■ Extracted data:
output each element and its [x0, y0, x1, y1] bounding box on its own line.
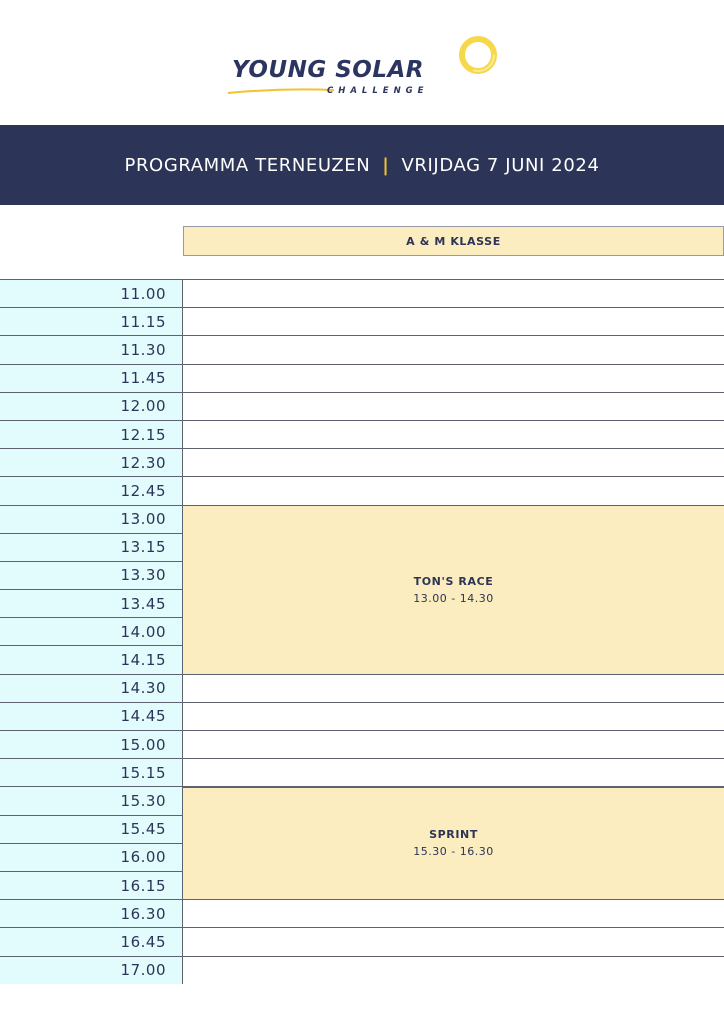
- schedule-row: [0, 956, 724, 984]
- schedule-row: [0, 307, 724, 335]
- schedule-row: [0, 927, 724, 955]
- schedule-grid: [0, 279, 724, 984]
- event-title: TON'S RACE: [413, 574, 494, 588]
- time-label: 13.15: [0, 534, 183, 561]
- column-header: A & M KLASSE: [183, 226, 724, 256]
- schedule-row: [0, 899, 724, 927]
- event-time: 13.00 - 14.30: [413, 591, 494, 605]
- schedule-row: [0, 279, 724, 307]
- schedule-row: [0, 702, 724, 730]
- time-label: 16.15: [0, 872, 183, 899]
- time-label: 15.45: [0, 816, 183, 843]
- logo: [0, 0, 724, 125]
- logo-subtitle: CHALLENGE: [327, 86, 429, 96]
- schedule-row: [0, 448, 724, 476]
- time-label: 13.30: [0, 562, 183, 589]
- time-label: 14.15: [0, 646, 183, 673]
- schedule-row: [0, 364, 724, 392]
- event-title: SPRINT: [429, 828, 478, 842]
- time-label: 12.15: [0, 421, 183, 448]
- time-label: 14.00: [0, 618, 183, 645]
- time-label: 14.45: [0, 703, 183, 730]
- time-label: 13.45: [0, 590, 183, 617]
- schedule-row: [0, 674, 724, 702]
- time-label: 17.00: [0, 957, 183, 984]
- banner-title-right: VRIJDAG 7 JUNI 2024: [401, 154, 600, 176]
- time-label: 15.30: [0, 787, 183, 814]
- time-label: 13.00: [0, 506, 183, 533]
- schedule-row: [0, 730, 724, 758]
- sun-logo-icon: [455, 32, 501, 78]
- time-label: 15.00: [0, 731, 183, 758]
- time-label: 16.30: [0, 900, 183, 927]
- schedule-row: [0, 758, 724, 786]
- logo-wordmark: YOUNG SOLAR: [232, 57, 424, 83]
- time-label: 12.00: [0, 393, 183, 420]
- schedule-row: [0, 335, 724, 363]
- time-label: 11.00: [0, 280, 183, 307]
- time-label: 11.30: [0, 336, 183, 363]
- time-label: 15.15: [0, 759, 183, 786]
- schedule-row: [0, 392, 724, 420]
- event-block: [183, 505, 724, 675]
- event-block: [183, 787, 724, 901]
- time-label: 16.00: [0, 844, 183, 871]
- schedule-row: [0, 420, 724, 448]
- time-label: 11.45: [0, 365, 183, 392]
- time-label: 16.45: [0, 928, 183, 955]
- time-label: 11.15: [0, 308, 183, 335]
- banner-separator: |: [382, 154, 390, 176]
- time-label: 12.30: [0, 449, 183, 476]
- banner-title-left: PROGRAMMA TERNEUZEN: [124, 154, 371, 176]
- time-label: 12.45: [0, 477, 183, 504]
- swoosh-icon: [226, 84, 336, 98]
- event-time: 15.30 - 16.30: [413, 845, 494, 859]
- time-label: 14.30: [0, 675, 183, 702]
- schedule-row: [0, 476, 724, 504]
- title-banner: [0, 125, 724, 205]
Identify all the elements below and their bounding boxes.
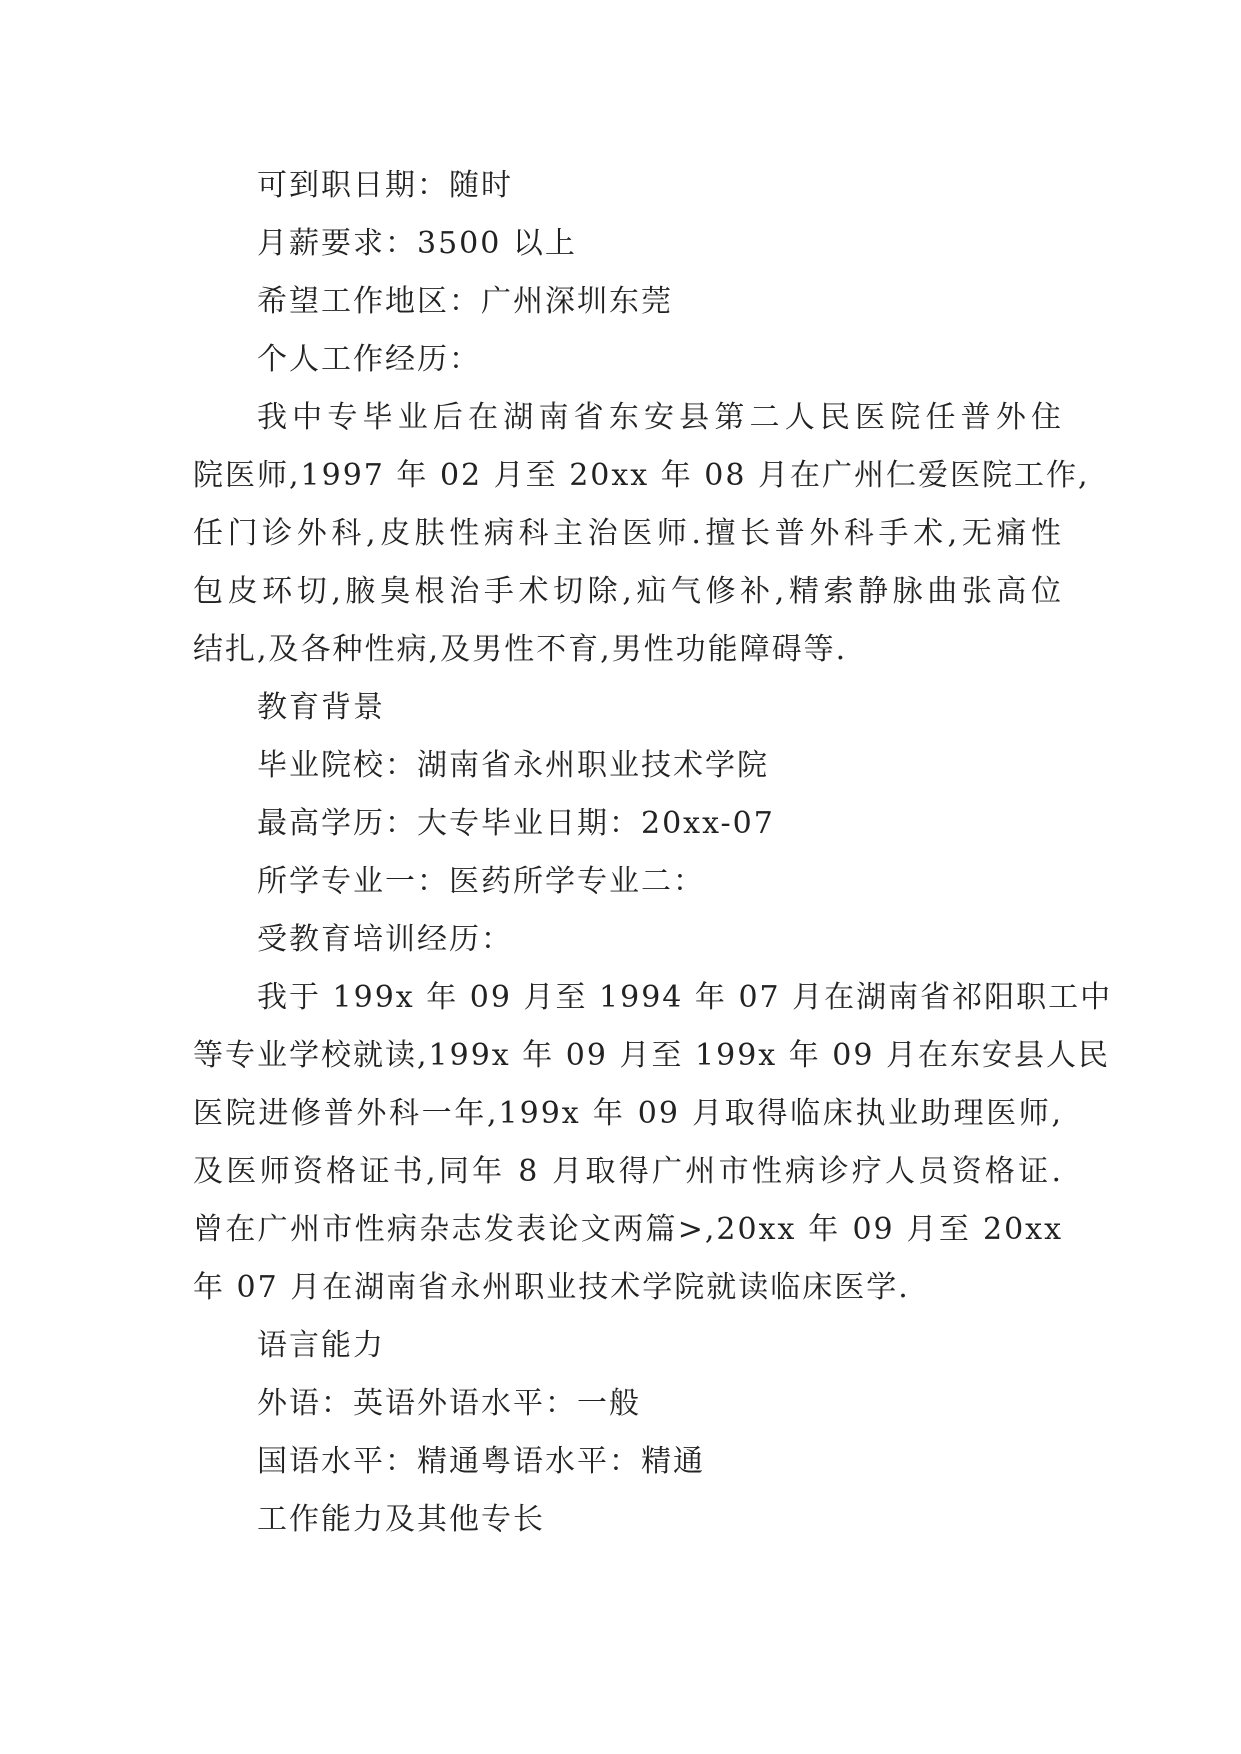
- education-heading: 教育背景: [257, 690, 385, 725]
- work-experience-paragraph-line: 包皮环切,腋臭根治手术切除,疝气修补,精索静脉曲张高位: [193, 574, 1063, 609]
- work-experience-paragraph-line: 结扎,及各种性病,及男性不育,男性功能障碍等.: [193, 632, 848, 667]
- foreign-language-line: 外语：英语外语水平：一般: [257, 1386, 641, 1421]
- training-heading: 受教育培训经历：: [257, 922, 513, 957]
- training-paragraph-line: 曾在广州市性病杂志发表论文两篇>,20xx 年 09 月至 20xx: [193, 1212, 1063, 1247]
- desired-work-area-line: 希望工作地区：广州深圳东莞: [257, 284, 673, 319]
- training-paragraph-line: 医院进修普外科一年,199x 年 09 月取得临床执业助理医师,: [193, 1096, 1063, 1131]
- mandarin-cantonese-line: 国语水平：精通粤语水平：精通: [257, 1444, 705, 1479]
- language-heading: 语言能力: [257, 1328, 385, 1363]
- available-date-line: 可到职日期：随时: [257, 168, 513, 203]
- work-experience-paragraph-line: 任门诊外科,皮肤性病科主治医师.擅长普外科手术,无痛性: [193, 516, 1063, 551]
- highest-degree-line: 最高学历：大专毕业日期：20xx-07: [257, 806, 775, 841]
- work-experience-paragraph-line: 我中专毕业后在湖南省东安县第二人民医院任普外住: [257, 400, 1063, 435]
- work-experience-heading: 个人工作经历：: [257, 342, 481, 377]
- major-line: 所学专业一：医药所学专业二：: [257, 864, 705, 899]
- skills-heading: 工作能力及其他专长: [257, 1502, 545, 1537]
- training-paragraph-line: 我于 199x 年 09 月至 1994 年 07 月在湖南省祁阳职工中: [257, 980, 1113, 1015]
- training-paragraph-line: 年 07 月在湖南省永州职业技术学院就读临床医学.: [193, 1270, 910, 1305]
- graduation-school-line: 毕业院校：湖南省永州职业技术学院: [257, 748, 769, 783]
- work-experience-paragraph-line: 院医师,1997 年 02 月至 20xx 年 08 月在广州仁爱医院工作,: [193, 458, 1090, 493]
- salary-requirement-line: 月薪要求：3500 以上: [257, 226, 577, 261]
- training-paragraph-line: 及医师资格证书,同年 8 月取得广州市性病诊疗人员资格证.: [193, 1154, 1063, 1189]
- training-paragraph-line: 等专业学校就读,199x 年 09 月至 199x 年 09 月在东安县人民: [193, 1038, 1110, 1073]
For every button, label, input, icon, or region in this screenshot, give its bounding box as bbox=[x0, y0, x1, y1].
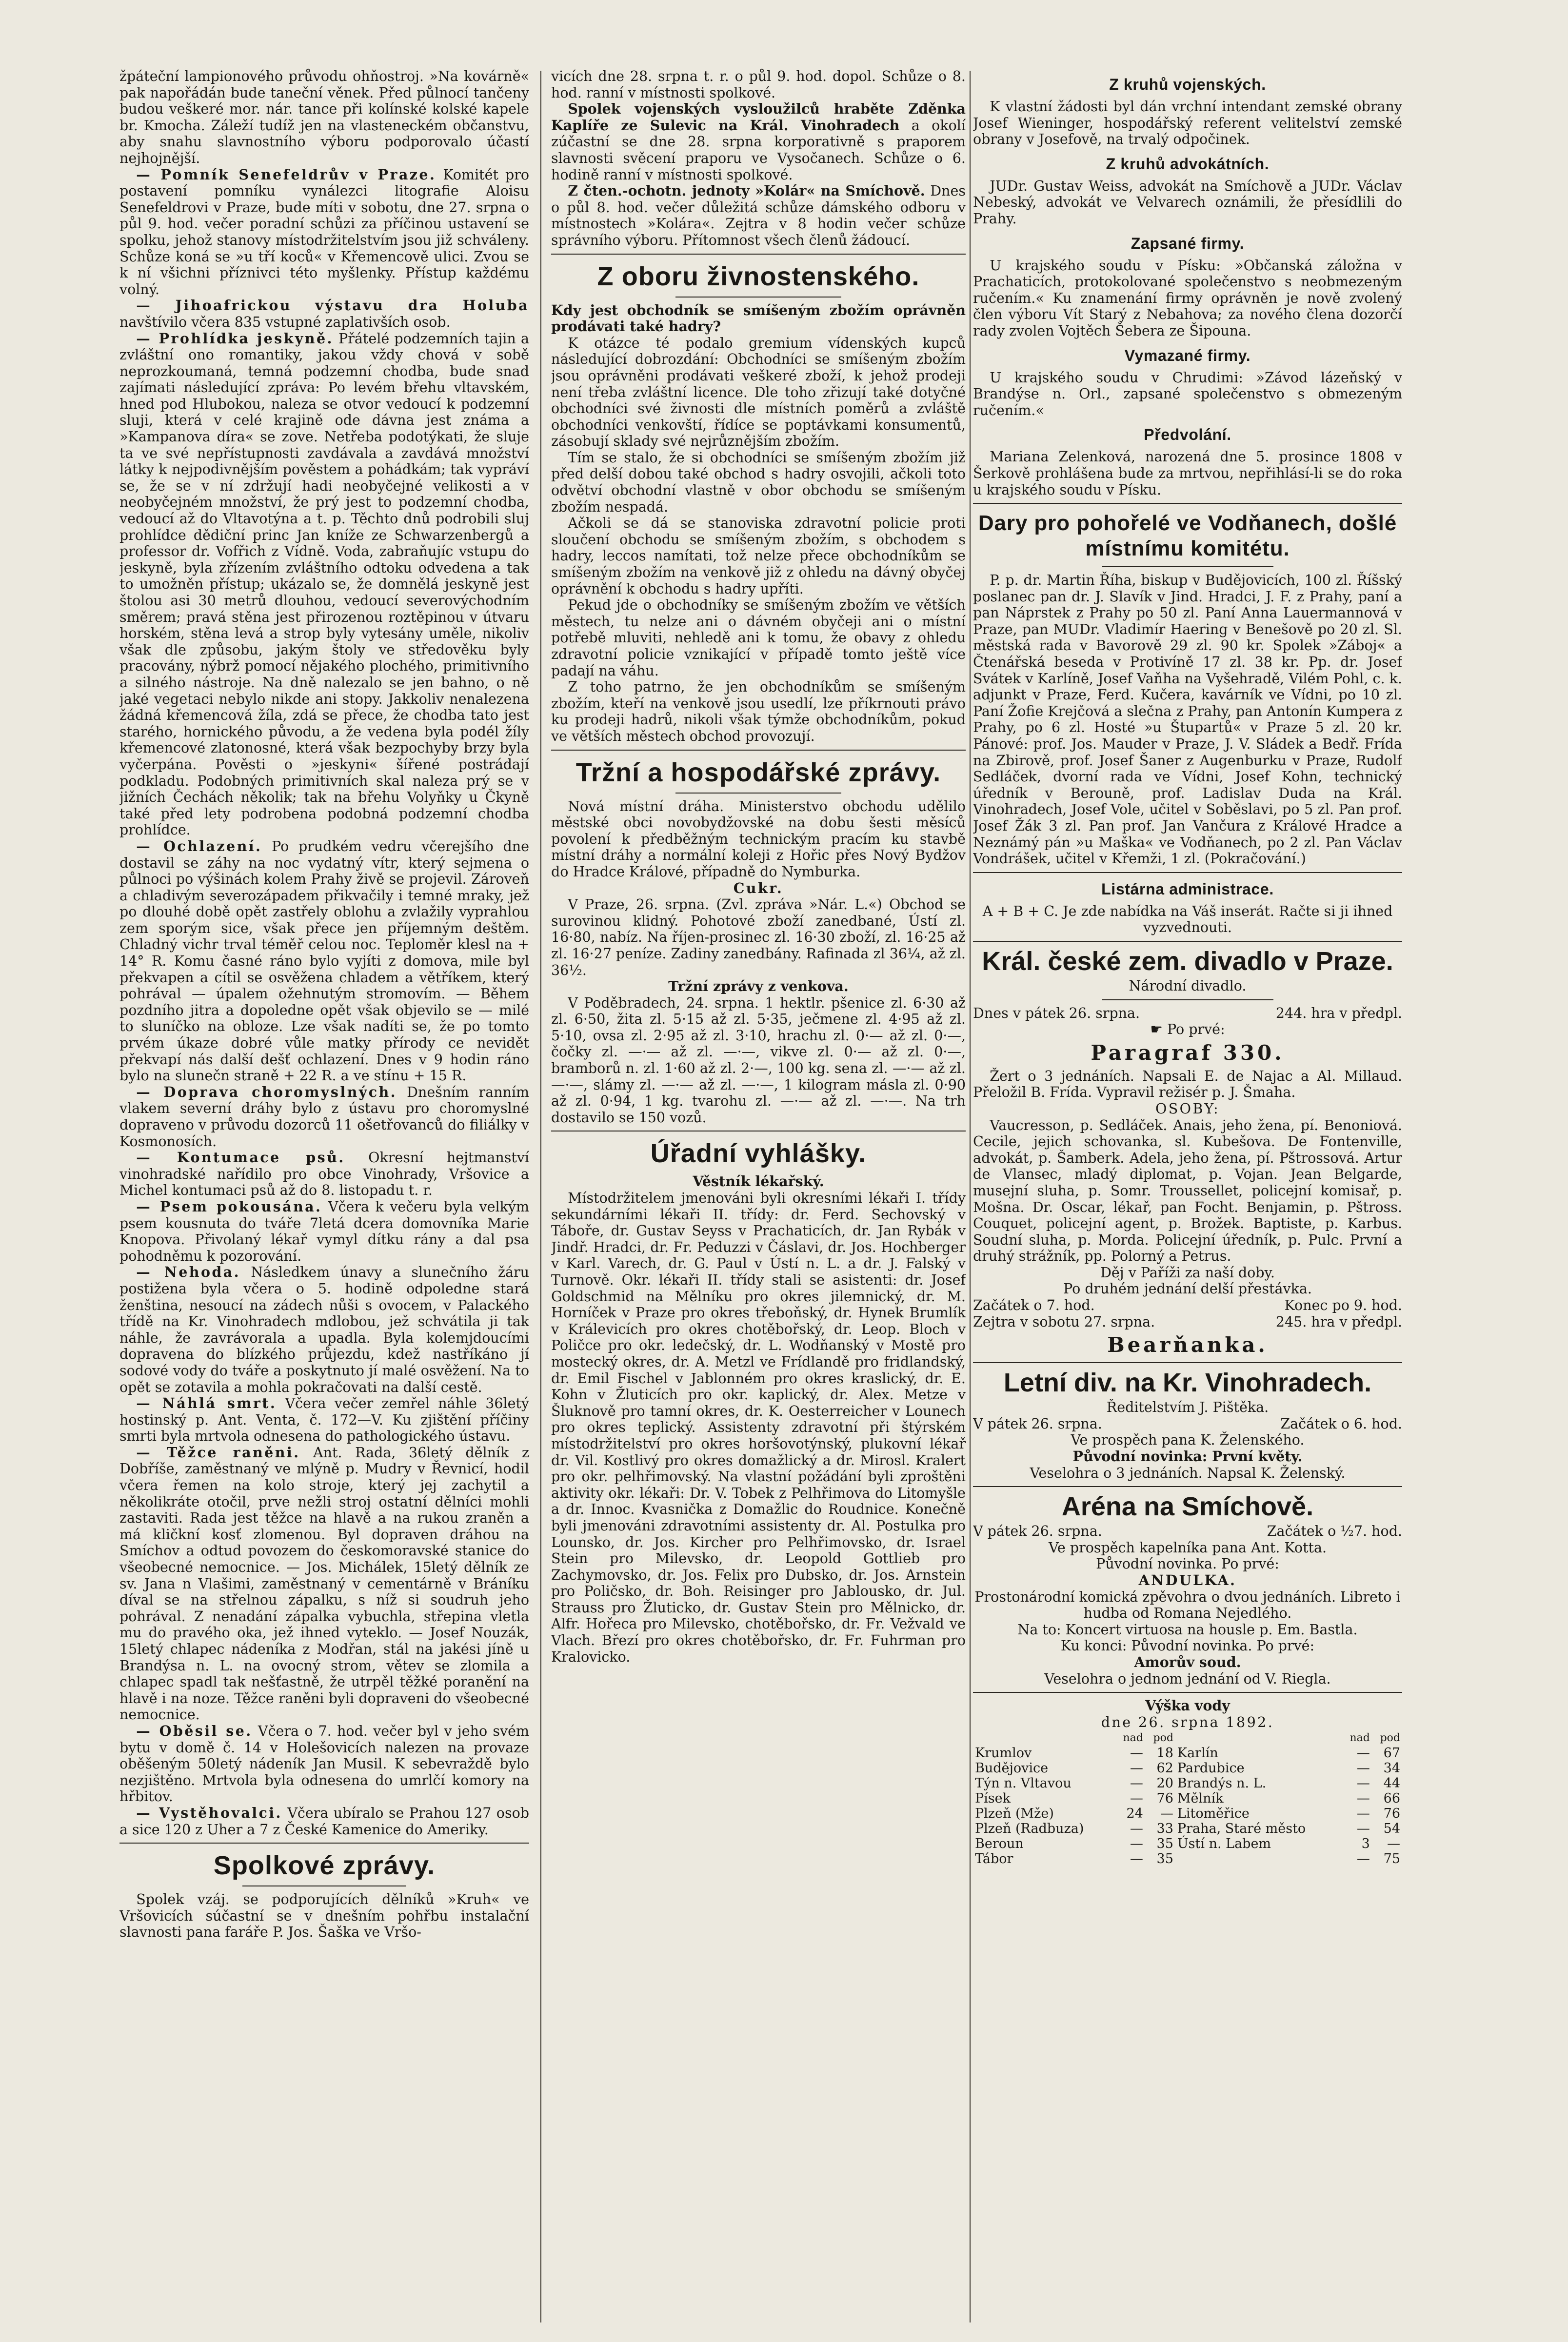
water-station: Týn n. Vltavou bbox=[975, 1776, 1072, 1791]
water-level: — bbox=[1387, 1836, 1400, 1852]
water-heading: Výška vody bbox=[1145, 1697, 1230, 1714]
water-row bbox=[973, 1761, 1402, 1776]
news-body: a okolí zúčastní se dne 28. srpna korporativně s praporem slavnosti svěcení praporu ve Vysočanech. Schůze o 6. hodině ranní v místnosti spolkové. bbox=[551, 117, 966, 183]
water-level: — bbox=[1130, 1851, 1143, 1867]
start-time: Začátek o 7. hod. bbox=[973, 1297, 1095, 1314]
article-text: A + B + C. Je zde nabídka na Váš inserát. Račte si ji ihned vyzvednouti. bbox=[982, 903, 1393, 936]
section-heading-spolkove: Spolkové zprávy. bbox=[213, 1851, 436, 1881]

■ What you will do:
Render the records from the line that contains "- education-heading: 教育背景: [257, 690, 385, 725]" to the line that contains "For every button, label, input, icon, or", both included, as a Markdown table with the columns No. and Entry, numbering the rows and leaving out blank lines.

■ Response for this exercise:
| No. | Entry |
|---|---|
| 1 | - education-heading: 教育背景: [257, 690, 385, 725] |
| 2 | - work-experience-paragraph-line: 包皮环切,腋臭根治手术切除,疝气修补,精索静脉曲张高位: [193, 574, 1063, 609] |
| 3 | - work-experience-paragraph-line: 结扎,及各种性病,及男性不育,男性功能障碍等.: [193, 632, 848, 667] |
| 4 | - foreign-language-line: 外语：英语外语水平：一般: [257, 1386, 641, 1421] |
| 5 | - training-heading: 受教育培训经历：: [257, 922, 513, 957] |
| 6 | - training-paragraph-line: 曾在广州市性病杂志发表论文两篇>,20xx 年 09 月至 20xx: [193, 1212, 1063, 1247] |
| 7 | - desired-work-area-line: 希望工作地区：广州深圳东莞: [257, 284, 673, 319] |
| 8 | - training-paragraph-line: 医院进修普外科一年,199x 年 09 月取得临床执业助理医师,: [193, 1096, 1063, 1131] |
| 9 | - mandarin-cantonese-line: 国语水平：精通粤语水平：精通: [257, 1444, 705, 1479] |
| 10 | - language-heading: 语言能力: [257, 1328, 385, 1363] |
| 11 | - available-date-line: 可到职日期：随时: [257, 168, 513, 203] |
| 12 | - work-experience-paragraph-line: 任门诊外科,皮肤性病科主治医师.擅长普外科手术,无痛性: [193, 516, 1063, 551] |
| 13 | - highest-degree-line: 最高学历：大专毕业日期：20xx-07: [257, 806, 775, 841] |
| 14 | - work-experience-paragraph-line: 我中专毕业后在湖南省东安县第二人民医院任普外住: [257, 400, 1063, 435] |
| 15 | - work-experience-heading: 个人工作经历：: [257, 342, 481, 377] |
| 16 | - major-line: 所学专业一：医药所学专业二：: [257, 864, 705, 899] |
| 17 | - skills-heading: 工作能力及其他专长: [257, 1502, 545, 1537] |
| 18 | - training-paragraph-line: 我于 199x 年 09 月至 1994 年 07 月在湖南省祁阳职工中: [257, 980, 1113, 1015] |
| 19 | - training-paragraph-line: 年 07 月在湖南省永州职业技术学院就读临床医学.: [193, 1270, 910, 1305] |
| 20 | - graduation-school-line: 毕业院校：湖南省永州职业技术学院: [257, 748, 769, 783] |
| 21 | - work-experience-paragraph-line: 院医师,1997 年 02 月至 20xx 年 08 月在广州仁爱医院工作,: [193, 458, 1090, 493] |
| 22 | - salary-requirement-line: 月薪要求：3500 以上: [257, 226, 577, 261] |
| 23 | - training-paragraph-line: 及医师资格证书,同年 8 月取得广州市性病诊疗人员资格证.: [193, 1154, 1063, 1189] |
| 24 | - training-paragraph-line: 等专业学校就读,199x 年 09 月至 199x 年 09 月在东安县人民: [193, 1038, 1110, 1073] |
| 25 | For every button, label, input, icon, or region in this screenshot, give its bounding box as bbox=[x0, y0, x1, y1]. |